------ Excerpted data ------
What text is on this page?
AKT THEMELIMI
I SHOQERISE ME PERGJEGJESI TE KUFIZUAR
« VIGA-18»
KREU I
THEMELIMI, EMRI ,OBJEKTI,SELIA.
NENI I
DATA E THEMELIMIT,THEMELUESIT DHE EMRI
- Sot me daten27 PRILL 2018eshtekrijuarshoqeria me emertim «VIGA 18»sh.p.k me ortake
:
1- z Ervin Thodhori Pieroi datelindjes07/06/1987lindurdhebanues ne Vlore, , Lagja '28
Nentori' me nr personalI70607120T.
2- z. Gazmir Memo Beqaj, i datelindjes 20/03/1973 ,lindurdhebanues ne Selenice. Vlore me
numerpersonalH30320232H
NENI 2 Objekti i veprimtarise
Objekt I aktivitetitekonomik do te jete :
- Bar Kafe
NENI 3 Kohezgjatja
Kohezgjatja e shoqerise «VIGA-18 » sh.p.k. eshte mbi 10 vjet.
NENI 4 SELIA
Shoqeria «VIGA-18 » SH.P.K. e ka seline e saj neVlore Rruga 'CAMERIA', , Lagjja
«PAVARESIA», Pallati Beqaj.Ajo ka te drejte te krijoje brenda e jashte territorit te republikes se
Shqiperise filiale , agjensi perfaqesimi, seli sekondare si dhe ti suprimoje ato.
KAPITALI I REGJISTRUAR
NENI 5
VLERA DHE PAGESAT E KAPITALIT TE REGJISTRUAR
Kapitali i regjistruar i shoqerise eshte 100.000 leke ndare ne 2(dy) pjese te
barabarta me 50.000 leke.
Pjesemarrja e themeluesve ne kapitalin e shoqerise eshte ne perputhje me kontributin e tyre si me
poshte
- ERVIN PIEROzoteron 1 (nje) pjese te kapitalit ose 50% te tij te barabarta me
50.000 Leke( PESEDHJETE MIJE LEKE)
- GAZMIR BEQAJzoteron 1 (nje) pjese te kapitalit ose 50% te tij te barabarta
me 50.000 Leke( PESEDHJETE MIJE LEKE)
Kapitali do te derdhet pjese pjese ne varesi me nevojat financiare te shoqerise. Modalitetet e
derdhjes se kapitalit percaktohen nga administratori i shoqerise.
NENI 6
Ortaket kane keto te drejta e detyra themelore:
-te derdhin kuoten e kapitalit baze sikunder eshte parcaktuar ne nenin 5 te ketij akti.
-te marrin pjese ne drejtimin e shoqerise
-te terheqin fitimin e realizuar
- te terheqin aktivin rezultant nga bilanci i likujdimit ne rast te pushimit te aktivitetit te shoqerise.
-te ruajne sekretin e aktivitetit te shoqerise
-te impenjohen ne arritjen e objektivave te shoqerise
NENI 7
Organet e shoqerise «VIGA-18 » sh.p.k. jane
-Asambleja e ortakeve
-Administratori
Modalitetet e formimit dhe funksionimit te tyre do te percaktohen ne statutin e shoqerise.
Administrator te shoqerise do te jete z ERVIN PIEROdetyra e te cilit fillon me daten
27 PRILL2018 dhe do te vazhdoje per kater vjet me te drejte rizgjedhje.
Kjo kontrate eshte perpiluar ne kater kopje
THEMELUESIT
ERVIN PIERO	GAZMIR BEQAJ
------
* **Aim**:
Pick out every line of the listing containing the word "SELIA", and show those lines.

* **Written reply**:
THEMELIMI, EMRI ,OBJEKTI,SELIA.
NENI 4 SELIA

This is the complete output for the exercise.